• What you need to do: Every line below that mentions the word "para" should be copied out.

(Saved entries)

::::::

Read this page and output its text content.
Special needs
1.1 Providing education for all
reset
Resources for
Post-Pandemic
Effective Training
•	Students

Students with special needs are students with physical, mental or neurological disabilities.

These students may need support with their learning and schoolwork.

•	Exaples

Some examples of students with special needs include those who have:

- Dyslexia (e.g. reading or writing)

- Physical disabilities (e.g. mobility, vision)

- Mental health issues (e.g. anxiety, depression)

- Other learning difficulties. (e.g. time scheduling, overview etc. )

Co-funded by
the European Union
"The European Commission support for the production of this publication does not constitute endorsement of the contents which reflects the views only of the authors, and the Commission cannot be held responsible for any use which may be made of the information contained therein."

::::::

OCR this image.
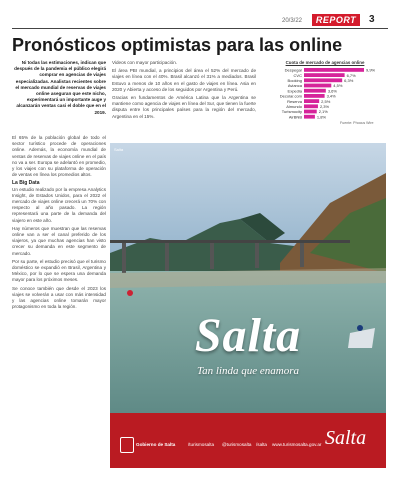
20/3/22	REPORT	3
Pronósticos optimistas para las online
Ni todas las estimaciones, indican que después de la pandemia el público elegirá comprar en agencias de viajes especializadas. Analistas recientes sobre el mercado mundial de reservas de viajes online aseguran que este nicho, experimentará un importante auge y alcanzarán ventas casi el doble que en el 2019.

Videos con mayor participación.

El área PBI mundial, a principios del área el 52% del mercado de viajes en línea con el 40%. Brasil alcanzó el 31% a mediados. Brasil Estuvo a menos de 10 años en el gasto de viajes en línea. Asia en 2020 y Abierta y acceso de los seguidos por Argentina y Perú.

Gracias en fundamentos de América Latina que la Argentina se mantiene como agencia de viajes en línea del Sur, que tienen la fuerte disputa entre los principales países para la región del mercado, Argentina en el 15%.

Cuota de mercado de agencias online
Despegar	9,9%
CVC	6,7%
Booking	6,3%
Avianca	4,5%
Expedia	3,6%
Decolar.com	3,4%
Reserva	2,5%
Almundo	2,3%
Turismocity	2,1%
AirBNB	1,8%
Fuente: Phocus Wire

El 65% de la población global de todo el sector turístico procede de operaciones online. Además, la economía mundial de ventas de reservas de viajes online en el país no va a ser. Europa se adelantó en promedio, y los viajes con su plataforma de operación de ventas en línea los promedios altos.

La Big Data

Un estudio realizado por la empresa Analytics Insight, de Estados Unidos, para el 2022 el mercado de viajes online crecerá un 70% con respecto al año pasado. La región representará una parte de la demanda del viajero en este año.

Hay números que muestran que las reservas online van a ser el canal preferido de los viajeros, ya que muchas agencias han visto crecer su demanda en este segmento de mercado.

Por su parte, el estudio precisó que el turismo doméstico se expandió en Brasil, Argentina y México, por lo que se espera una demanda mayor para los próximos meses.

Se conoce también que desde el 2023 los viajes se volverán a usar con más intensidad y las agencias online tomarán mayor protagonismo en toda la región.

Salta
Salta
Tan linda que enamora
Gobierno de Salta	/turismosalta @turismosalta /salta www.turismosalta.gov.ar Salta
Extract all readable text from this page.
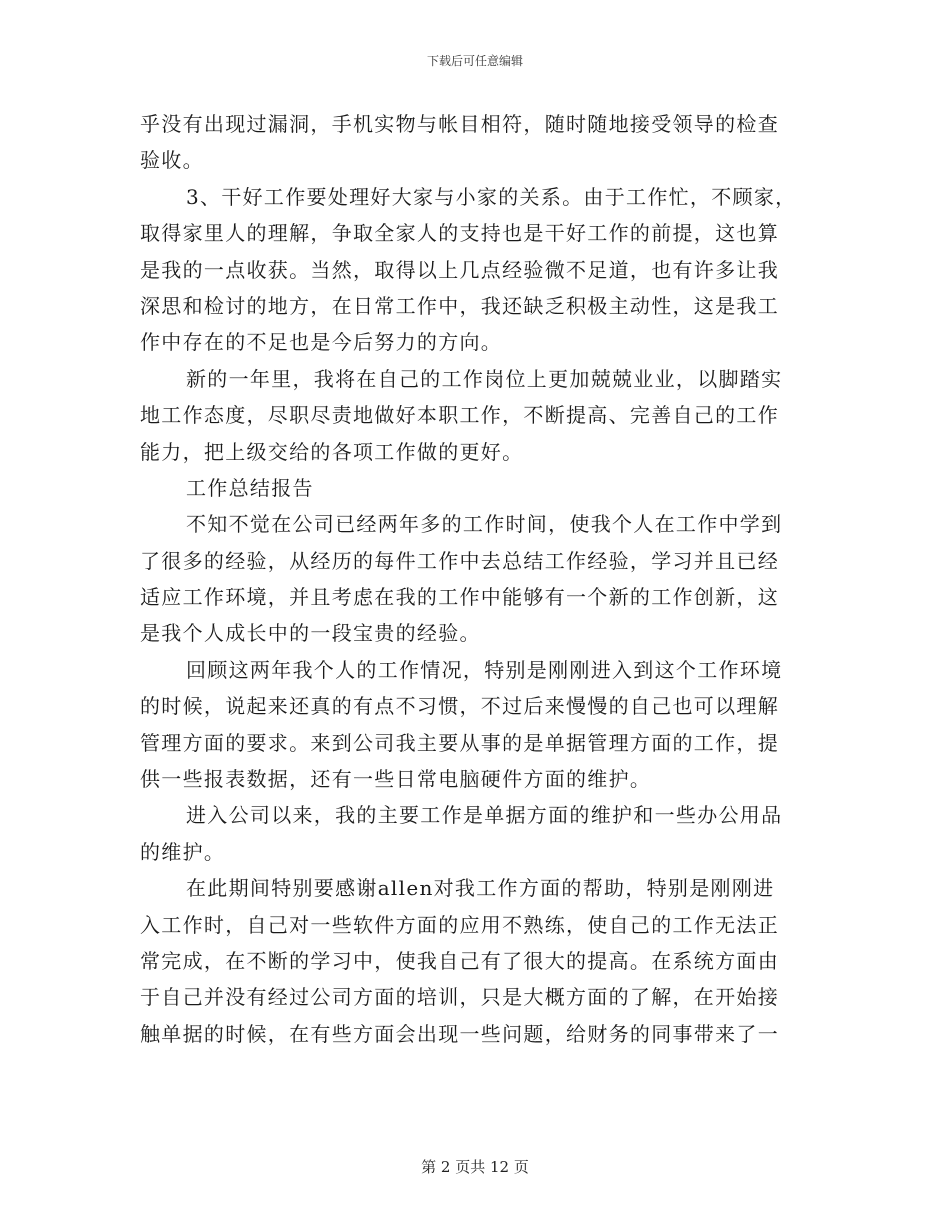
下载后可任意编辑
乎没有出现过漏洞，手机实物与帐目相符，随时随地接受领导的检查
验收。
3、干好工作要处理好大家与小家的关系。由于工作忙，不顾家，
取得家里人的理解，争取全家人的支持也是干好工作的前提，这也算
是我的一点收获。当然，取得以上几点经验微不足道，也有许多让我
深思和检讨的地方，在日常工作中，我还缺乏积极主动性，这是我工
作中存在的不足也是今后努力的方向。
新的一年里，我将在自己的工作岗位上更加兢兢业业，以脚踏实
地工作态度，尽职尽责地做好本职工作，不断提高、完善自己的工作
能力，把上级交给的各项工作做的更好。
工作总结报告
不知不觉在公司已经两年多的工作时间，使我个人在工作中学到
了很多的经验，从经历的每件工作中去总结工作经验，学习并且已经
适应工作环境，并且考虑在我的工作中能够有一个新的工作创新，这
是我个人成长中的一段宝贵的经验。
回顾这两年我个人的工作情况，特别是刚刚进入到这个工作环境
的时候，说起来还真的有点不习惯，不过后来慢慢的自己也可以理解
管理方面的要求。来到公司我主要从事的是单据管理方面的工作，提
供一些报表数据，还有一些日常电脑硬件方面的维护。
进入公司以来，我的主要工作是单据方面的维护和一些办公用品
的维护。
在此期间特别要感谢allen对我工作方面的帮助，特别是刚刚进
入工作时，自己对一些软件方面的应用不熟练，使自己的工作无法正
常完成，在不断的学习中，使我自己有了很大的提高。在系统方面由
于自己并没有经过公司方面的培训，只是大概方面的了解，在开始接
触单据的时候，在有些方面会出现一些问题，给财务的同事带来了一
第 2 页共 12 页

::::::

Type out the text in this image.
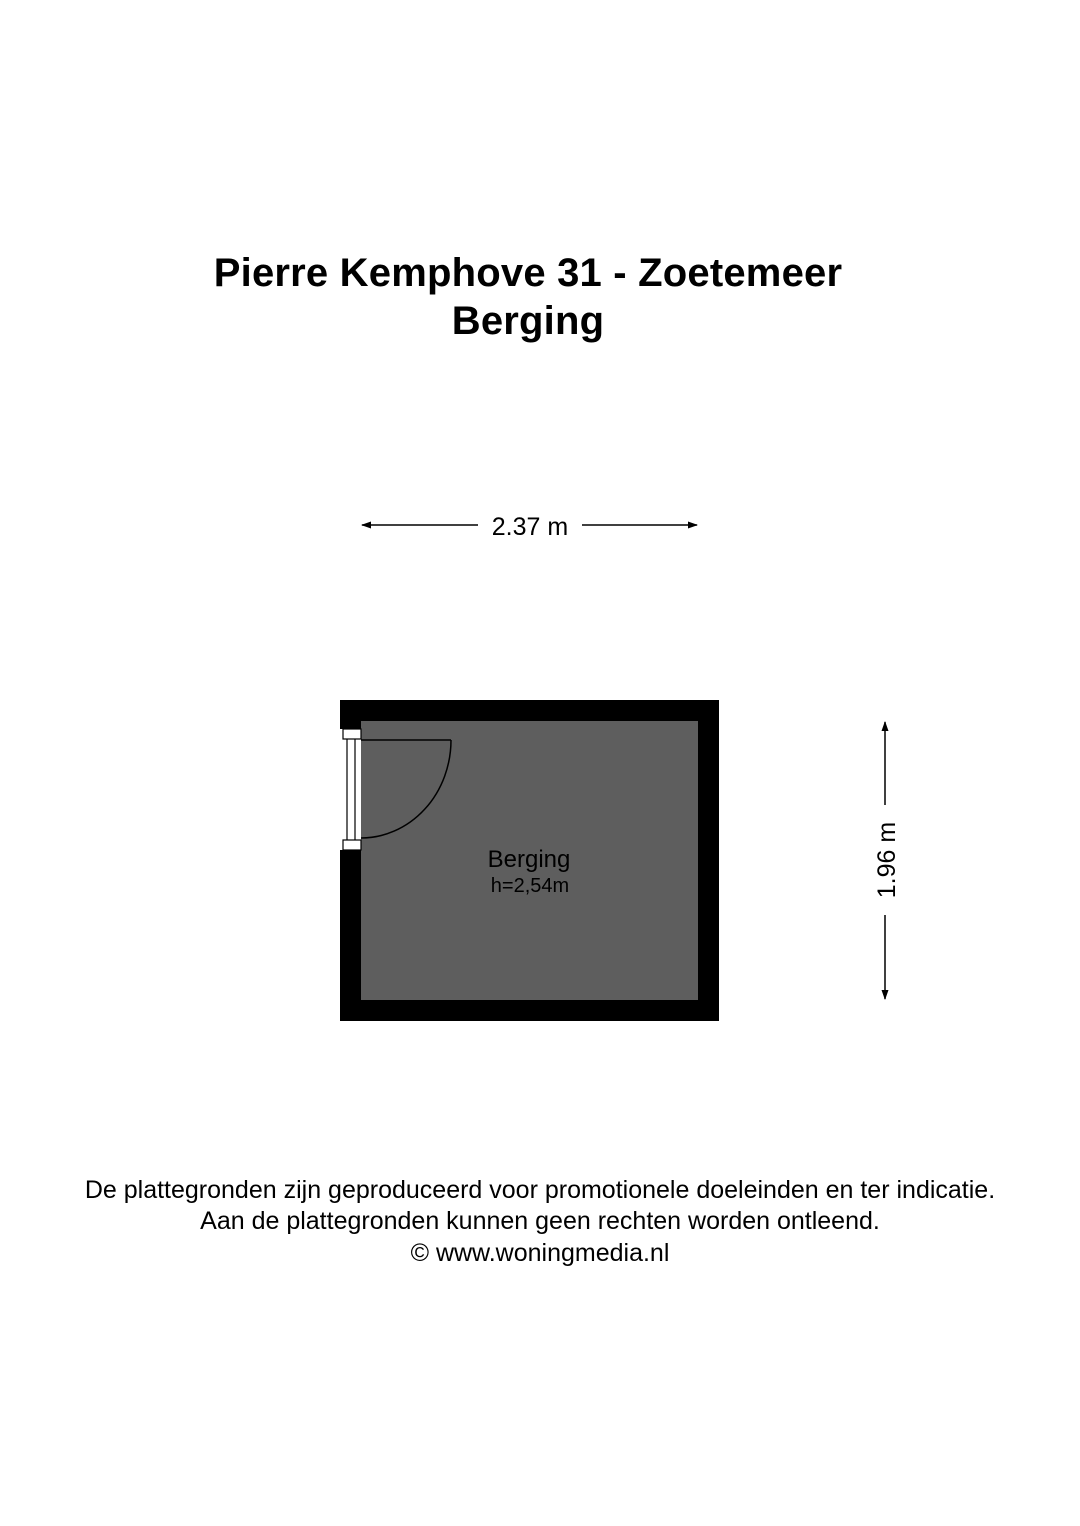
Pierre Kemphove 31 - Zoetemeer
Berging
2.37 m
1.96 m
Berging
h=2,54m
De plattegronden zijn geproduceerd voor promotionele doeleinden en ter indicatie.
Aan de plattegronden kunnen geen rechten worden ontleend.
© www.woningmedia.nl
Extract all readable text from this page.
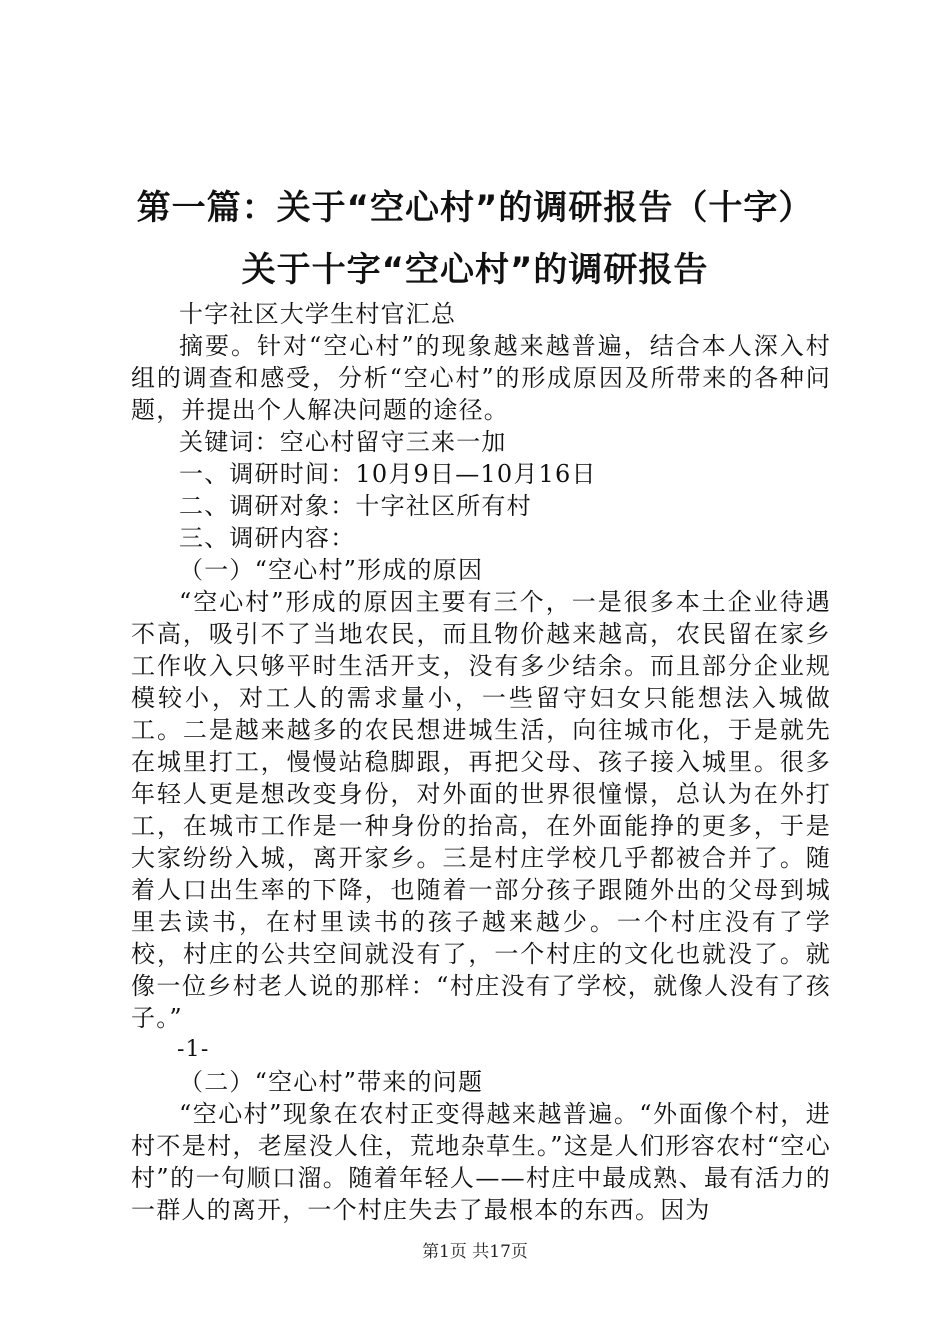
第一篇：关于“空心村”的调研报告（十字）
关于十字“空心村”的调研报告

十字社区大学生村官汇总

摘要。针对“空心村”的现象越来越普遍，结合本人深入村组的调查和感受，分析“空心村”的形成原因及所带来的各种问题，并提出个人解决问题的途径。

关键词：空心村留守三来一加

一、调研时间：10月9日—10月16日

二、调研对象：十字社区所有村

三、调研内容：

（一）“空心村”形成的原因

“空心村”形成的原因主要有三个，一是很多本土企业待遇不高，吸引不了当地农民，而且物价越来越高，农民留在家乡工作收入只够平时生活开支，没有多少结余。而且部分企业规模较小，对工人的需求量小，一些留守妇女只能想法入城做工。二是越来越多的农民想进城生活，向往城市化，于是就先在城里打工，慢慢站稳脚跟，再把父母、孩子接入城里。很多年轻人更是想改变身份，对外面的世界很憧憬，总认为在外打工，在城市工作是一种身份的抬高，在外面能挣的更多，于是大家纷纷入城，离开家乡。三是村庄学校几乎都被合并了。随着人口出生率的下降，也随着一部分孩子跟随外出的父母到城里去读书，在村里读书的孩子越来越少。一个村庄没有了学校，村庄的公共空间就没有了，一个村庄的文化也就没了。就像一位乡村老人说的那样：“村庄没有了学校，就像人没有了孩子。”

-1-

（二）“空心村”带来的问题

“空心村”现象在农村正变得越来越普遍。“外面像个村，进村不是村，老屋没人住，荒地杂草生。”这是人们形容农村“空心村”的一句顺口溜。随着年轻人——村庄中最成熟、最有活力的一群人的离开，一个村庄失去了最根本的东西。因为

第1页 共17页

::::::

• Final answer:
Pronósticos optimistas para las online
Gracias en fundamentos de América Latina que la Argentina se mantiene como agencia de viajes en línea del Sur, que tienen la fuerte disputa entre los principales países para la región del mercado, Argentina en el 15%.
Un estudio realizado por la empresa Analytics Insight, de Estados Unidos, para el 2022 el mercado de viajes online crecerá un 70% con respecto al año pasado. La región representará una parte de la demanda del viajero en este año.
Por su parte, el estudio precisó que el turismo doméstico se expandió en Brasil, Argentina y México, por lo que se espera una demanda mayor para los próximos meses.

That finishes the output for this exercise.